* Task *
Can you output the material as a Markdown table with the columns n and Line, numbering each row and leaving out blank lines? Begin at the first line of the material and stop after the line that contains "category-label: Gaming &".

* Records for this task *
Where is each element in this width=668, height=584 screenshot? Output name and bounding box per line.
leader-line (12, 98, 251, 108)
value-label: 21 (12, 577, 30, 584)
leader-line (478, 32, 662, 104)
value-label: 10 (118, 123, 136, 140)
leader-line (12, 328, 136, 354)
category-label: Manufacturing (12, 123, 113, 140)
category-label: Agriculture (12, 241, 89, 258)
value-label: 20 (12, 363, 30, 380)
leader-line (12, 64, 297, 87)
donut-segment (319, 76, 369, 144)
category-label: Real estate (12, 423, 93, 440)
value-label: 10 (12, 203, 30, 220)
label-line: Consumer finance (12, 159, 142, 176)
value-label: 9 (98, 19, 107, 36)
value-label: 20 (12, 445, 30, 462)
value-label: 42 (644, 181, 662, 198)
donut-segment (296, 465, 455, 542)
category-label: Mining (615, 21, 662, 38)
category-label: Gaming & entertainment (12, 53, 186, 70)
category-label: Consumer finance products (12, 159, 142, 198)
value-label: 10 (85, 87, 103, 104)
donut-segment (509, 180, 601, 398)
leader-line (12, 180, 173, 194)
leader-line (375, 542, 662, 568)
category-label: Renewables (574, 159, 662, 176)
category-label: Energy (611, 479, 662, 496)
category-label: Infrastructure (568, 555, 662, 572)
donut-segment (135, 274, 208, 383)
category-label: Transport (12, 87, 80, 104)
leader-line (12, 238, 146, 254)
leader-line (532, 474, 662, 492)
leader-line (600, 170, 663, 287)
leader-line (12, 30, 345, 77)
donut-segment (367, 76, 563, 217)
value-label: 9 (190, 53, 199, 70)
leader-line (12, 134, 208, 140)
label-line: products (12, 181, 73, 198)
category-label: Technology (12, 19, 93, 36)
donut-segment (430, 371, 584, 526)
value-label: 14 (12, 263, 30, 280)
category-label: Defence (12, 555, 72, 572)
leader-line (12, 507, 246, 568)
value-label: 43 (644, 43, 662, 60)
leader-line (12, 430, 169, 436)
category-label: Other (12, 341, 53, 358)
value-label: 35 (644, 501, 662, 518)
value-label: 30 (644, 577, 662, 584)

* Response to this task *
| n | Line |
|---|---|
| 1 | Where is each element in this width=668, height=584 screenshot? Output name and bounding box per line. |
| 2 | leader-line (12, 98, 251, 108) |
| 3 | value-label: 21 (12, 577, 30, 584) |
| 4 | leader-line (478, 32, 662, 104) |
| 5 | value-label: 10 (118, 123, 136, 140) |
| 6 | leader-line (12, 328, 136, 354) |
| 7 | category-label: Manufacturing (12, 123, 113, 140) |
| 8 | category-label: Agriculture (12, 241, 89, 258) |
| 9 | value-label: 20 (12, 363, 30, 380) |
| 10 | leader-line (12, 64, 297, 87) |
| 11 | donut-segment (319, 76, 369, 144) |
| 12 | category-label: Real estate (12, 423, 93, 440) |
| 13 | value-label: 10 (12, 203, 30, 220) |
| 14 | label-line: Consumer finance (12, 159, 142, 176) |
| 15 | value-label: 9 (98, 19, 107, 36) |
| 16 | value-label: 20 (12, 445, 30, 462) |
| 17 | value-label: 42 (644, 181, 662, 198) |
| 18 | donut-segment (296, 465, 455, 542) |
| 19 | category-label: Mining (615, 21, 662, 38) |
| 20 | category-label: Gaming & entertainment (12, 53, 186, 70) |